>> START DATA TO USE

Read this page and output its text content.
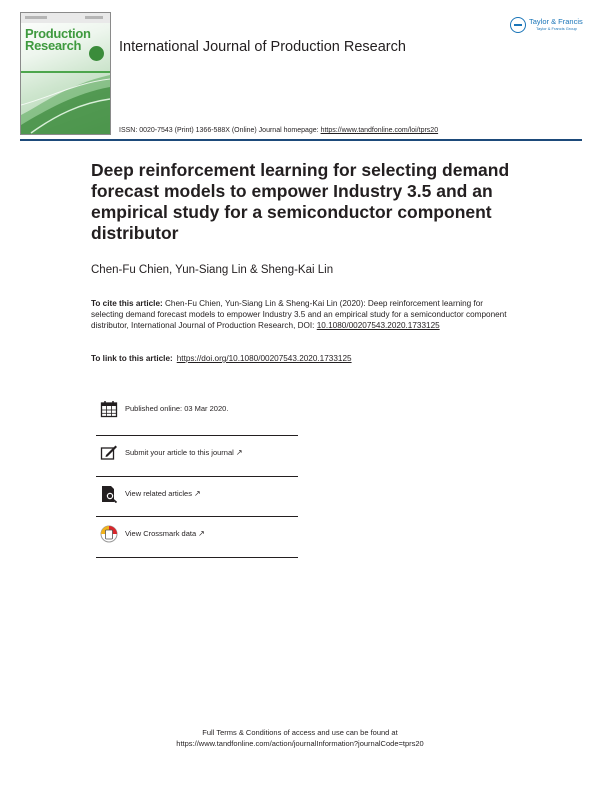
Production
Research	International Journal of Production Research
Taylor & Francis
Taylor & Francis Group
ISSN: 0020-7543 (Print) 1366-588X (Online) Journal homepage: https://www.tandfonline.com/loi/tprs20
Deep reinforcement learning for selecting demand forecast models to empower Industry 3.5 and an empirical study for a semiconductor component distributor
Chen-Fu Chien, Yun-Siang Lin & Sheng-Kai Lin
To cite this article: Chen-Fu Chien, Yun-Siang Lin & Sheng-Kai Lin (2020): Deep reinforcement learning for selecting demand forecast models to empower Industry 3.5 and an empirical study for a semiconductor component distributor, International Journal of Production Research, DOI: 10.1080/00207543.2020.1733125
To link to this article: https://doi.org/10.1080/00207543.2020.1733125
Published online: 03 Mar 2020.
Submit your article to this journal ↗
View related articles ↗
View Crossmark data ↗
Full Terms & Conditions of access and use can be found at
https://www.tandfonline.com/action/journalInformation?journalCode=tprs20
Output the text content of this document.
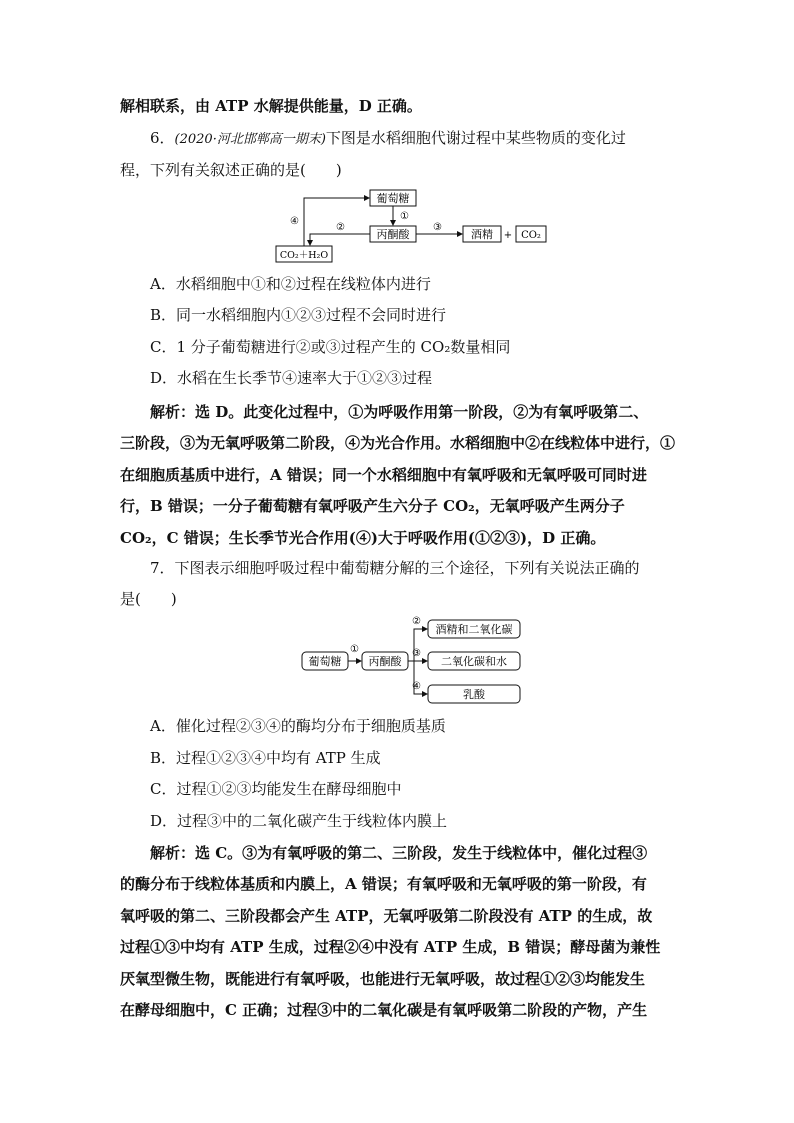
解相联系，由 ATP 水解提供能量，D 正确。
6．(2020·河北邯郸高一期末)下图是水稻细胞代谢过程中某些物质的变化过
程，下列有关叙述正确的是(　　)
葡萄糖
丙酮酸	酒精 + CO₂
CO₂＋H₂O
①
③
②
④
A．水稻细胞中①和②过程在线粒体内进行
B．同一水稻细胞内①②③过程不会同时进行
C．1 分子葡萄糖进行②或③过程产生的 CO₂数量相同
D．水稻在生长季节④速率大于①②③过程
解析：选 D。此变化过程中，①为呼吸作用第一阶段，②为有氧呼吸第二、
三阶段，③为无氧呼吸第二阶段，④为光合作用。水稻细胞中②在线粒体中进行，①
在细胞质基质中进行，A 错误；同一个水稻细胞中有氧呼吸和无氧呼吸可同时进
行，B 错误；一分子葡萄糖有氧呼吸产生六分子 CO₂，无氧呼吸产生两分子
CO₂，C 错误；生长季节光合作用(④)大于呼吸作用(①②③)，D 正确。
7．下图表示细胞呼吸过程中葡萄糖分解的三个途径，下列有关说法正确的
是(　　)
葡萄糖 丙酮酸
①
酒精和二氧化碳
二氧化碳和水
乳酸
②
③
④
A．催化过程②③④的酶均分布于细胞质基质
B．过程①②③④中均有 ATP 生成
C．过程①②③均能发生在酵母细胞中
D．过程③中的二氧化碳产生于线粒体内膜上
解析：选 C。③为有氧呼吸的第二、三阶段，发生于线粒体中，催化过程③
的酶分布于线粒体基质和内膜上，A 错误；有氧呼吸和无氧呼吸的第一阶段，有
氧呼吸的第二、三阶段都会产生 ATP，无氧呼吸第二阶段没有 ATP 的生成，故
过程①③中均有 ATP 生成，过程②④中没有 ATP 生成，B 错误；酵母菌为兼性
厌氧型微生物，既能进行有氧呼吸，也能进行无氧呼吸，故过程①②③均能发生
在酵母细胞中，C 正确；过程③中的二氧化碳是有氧呼吸第二阶段的产物，产生
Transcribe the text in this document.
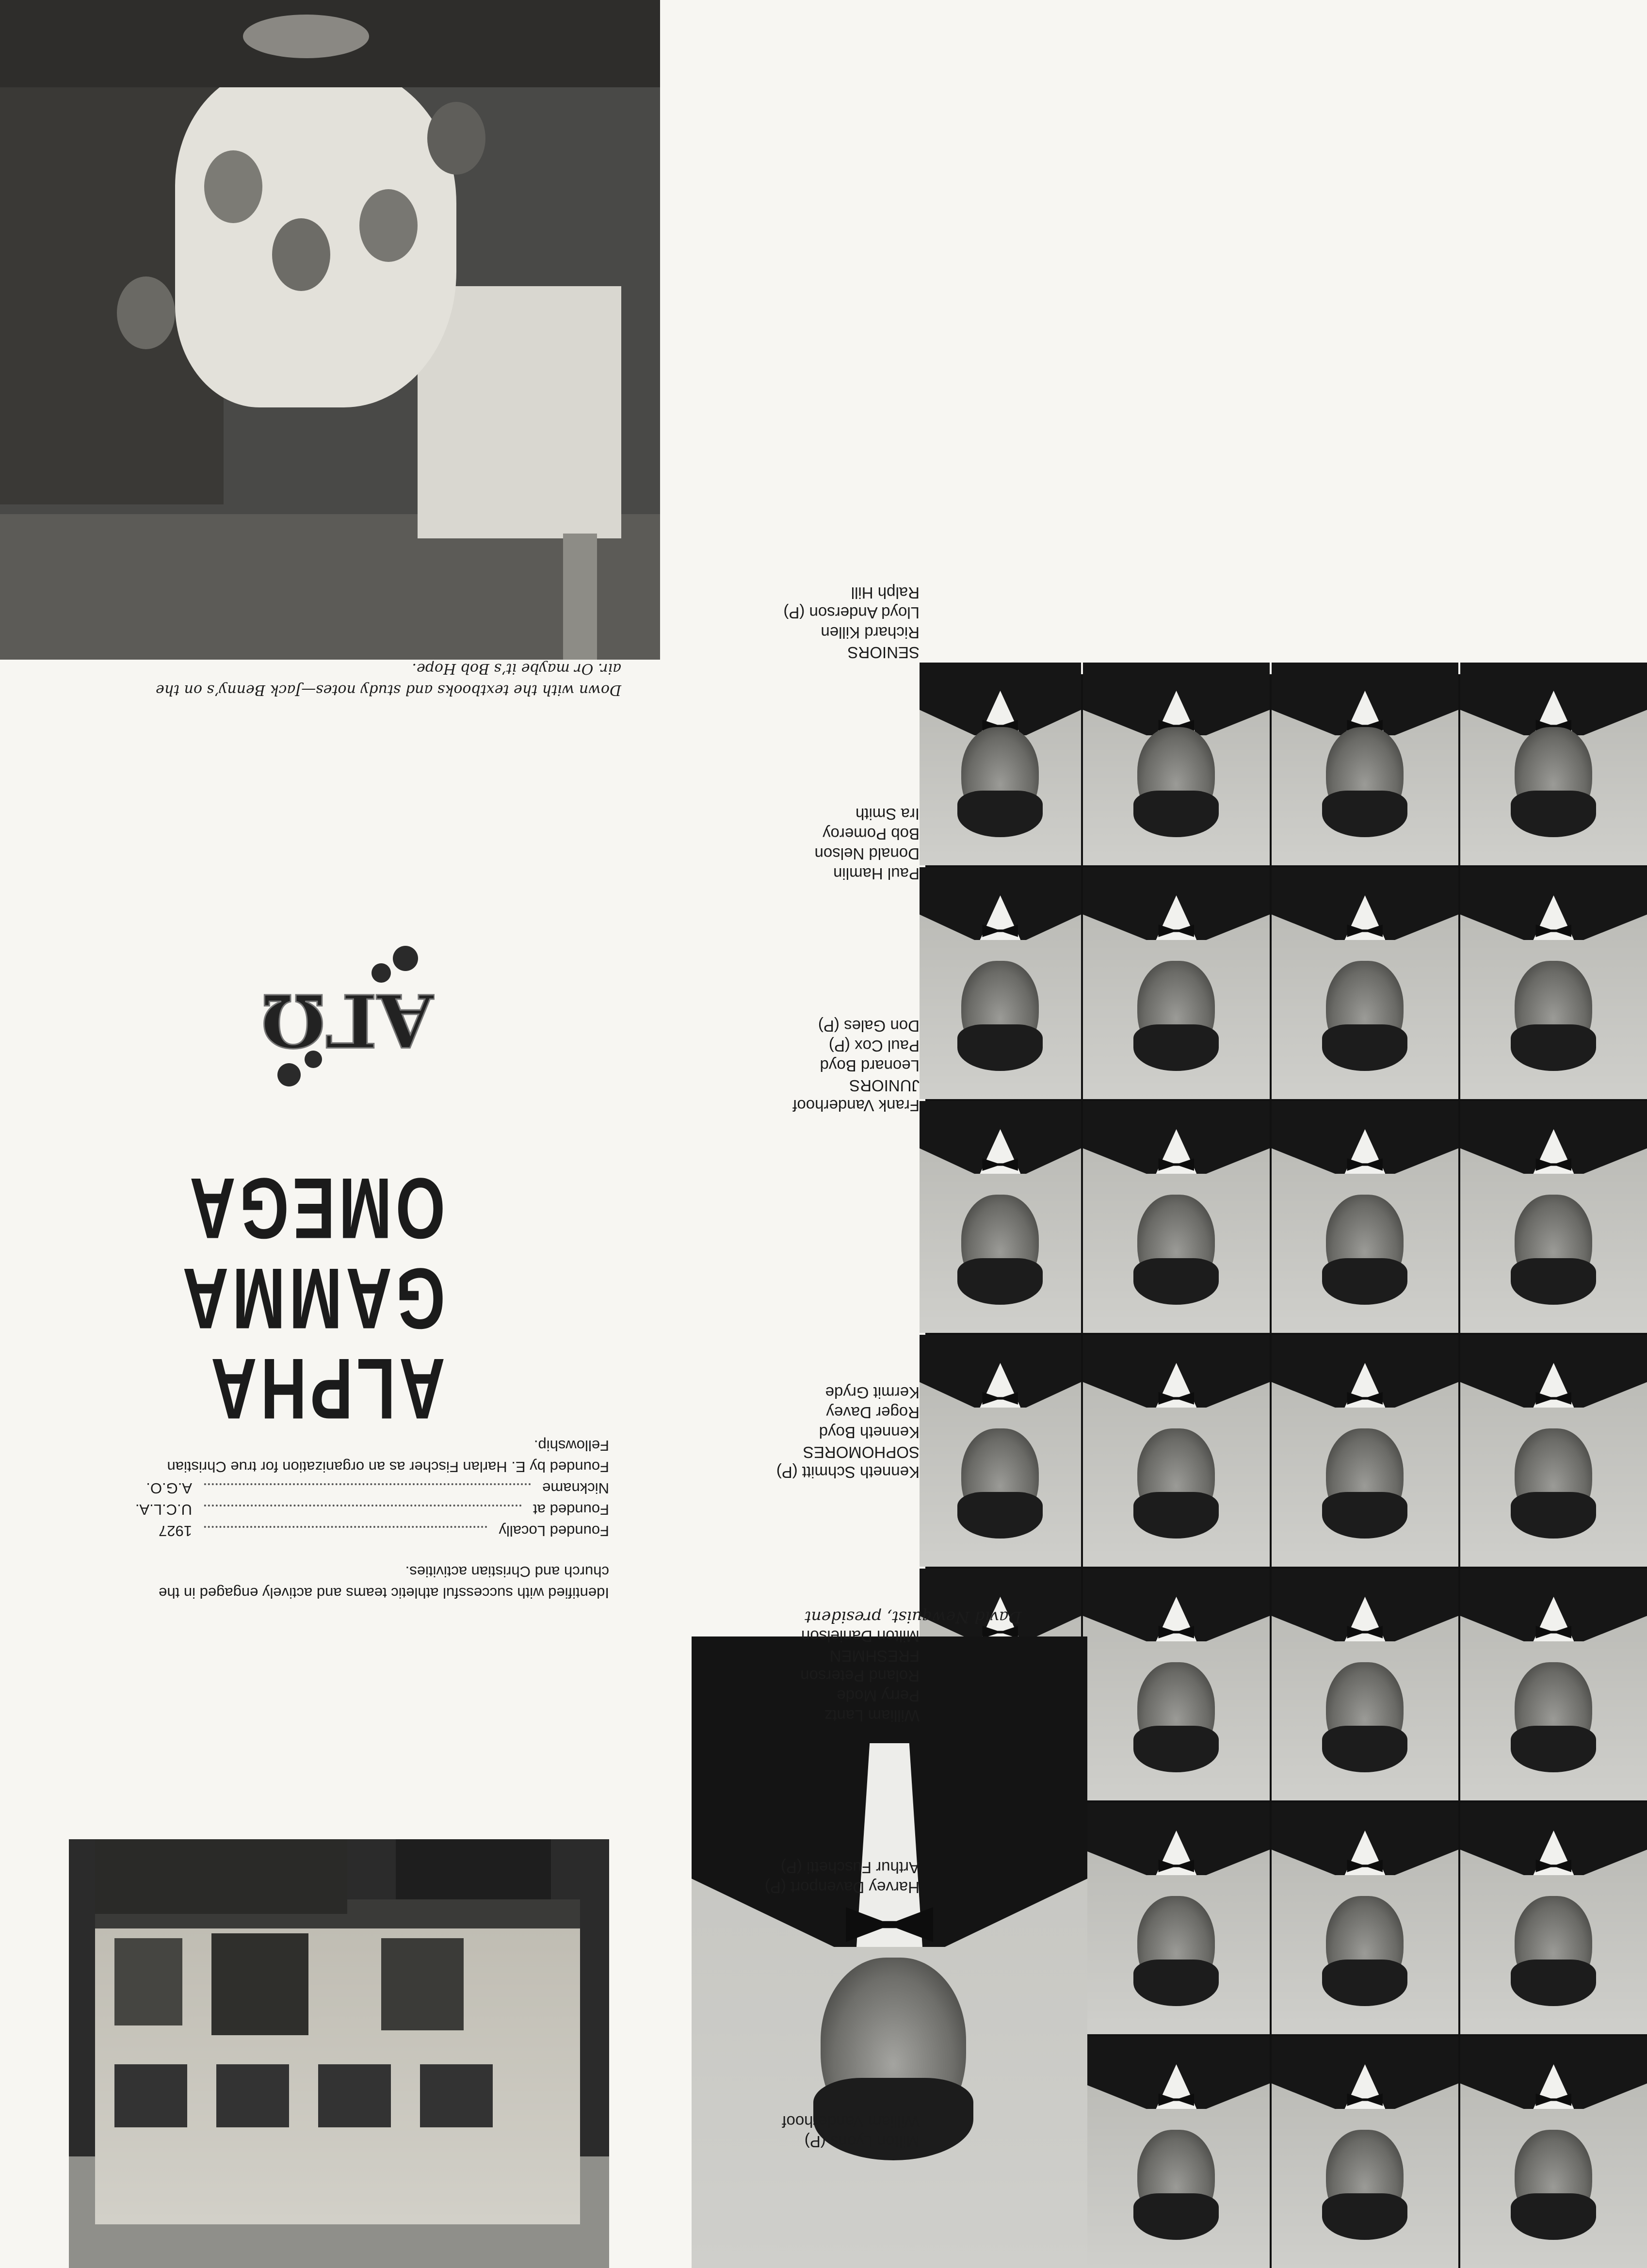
ALPHA
GAMMA
OMEGA
ΑΓΩ
Down with the textbooks and study notes—Jack Benny’s on the
air. Or maybe it’s Bob Hope.
SENIORS
Richard Killen
Lloyd Anderson (P)
Ralph Hill
Paul Hamlin
Donald Nelson
Bob Pomeroy
Ira Smith
Frank Vanderhoof
JUNIORS
Leonard Boyd
Paul Cox (P)
Don Gales (P)
Kenneth Schmitt (P)
SOPHOMORES
Kenneth Boyd
Roger Davey
Kermit Gryde
William Lantz
Perry Mode
Roland Peterson
FRESHMEN
Milton Danielson
Harvey Davenport (P)
Arthur Fuschetti (P)
Milton Lyons (P)
William Vanderhoof
David Newquist, president
Identified with successful athletic teams and actively engaged in the
church and Christian activities.
Founded Locally
1927
Founded at
U.C.L.A.
Nickname
A.G.O.
Founded by E. Harlan Fischer as an organization for true Christian
Fellowship.
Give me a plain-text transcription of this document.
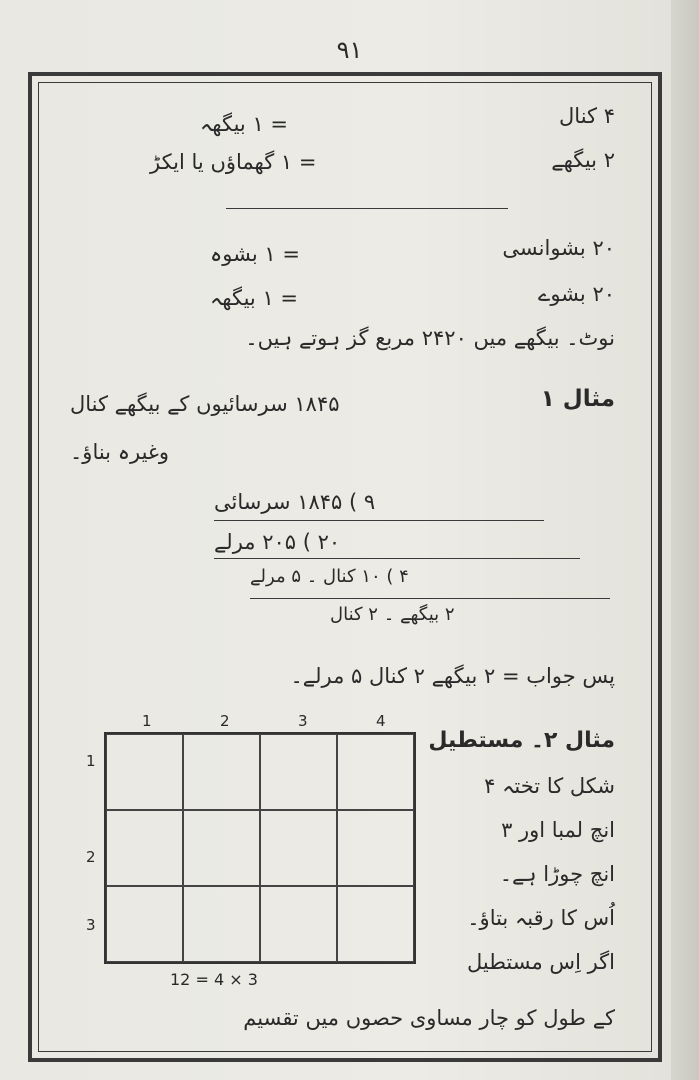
۹۱
۴ کنال
= ۱ بیگھہ
۲ بیگھے
= ۱ گھماؤں یا ایکڑ
۲۰ بشوانسی
= ۱ بشوہ
۲۰ بشوے
= ۱ بیگھہ
نوٹ۔ بیگھے میں ۲۴۲۰ مربع گز ہوتے ہیں۔
مثال ۱
۱۸۴۵ سرسائیوں کے بیگھے کنال
وغیرہ بناؤ۔
۹ ) ۱۸۴۵ سرسائی
۲۰ ) ۲۰۵ مرلے
۴ ) ۱۰ کنال ۔ ۵ مرلے
۲ بیگھے ۔ ۲ کنال
پس جواب = ۲ بیگھے ۲ کنال ۵ مرلے۔
مثال ۲۔ مستطیل
شکل کا تختہ ۴
انچ لمبا اور ۳
انچ چوڑا ہے۔
اُس کا رقبہ بتاؤ۔
اگر اِس مستطیل
کے طول کو چار مساوی حصوں میں تقسیم
1	2	3	4
1
2
3
12 = 4 × 3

>> END DATA TO USE

INSTRUCTIONS FOR THE TASK: Skip the pictures and retype exactly the lines from the one that contains "Transcribe the text in this document." to the last line of the records.

EXERCISE OUTPUT:
Transcribe the text in this document.
ALPHA
GAMMA
OMEGA
ΑΓΩ
Down with the textbooks and study notes—Jack Benny’s on the
air. Or maybe it’s Bob Hope.
SENIORS
Richard Killen
Lloyd Anderson (P)
Ralph Hill
Paul Hamlin
Donald Nelson
Bob Pomeroy
Ira Smith
Frank Vanderhoof
JUNIORS
Leonard Boyd
Paul Cox (P)
Don Gales (P)
Kenneth Schmitt (P)
SOPHOMORES
Kenneth Boyd
Roger Davey
Kermit Gryde
William Lantz
Perry Mode
Roland Peterson
FRESHMEN
Milton Danielson
Harvey Davenport (P)
Arthur Fuschetti (P)
Milton Lyons (P)
William Vanderhoof
David Newquist, president
Identified with successful athletic teams and actively engaged in the
church and Christian activities.
Founded Locally
1927
Founded at
U.C.L.A.
Nickname
A.G.O.
Founded by E. Harlan Fischer as an organization for true Christian
Fellowship.
Give me a plain-text transcription of this document.
۹۱
۴ کنال
= ۱ بیگھہ
۲ بیگھے
= ۱ گھماؤں یا ایکڑ
۲۰ بشوانسی
= ۱ بشوہ
۲۰ بشوے
= ۱ بیگھہ
نوٹ۔ بیگھے میں ۲۴۲۰ مربع گز ہوتے ہیں۔
مثال ۱
۱۸۴۵ سرسائیوں کے بیگھے کنال
وغیرہ بناؤ۔
۹ ) ۱۸۴۵ سرسائی
۲۰ ) ۲۰۵ مرلے
۴ ) ۱۰ کنال ۔ ۵ مرلے
۲ بیگھے ۔ ۲ کنال
پس جواب = ۲ بیگھے ۲ کنال ۵ مرلے۔
مثال ۲۔ مستطیل
شکل کا تختہ ۴
انچ لمبا اور ۳
انچ چوڑا ہے۔
اُس کا رقبہ بتاؤ۔
اگر اِس مستطیل
کے طول کو چار مساوی حصوں میں تقسیم
1	2	3	4
1
2
3
12 = 4 × 3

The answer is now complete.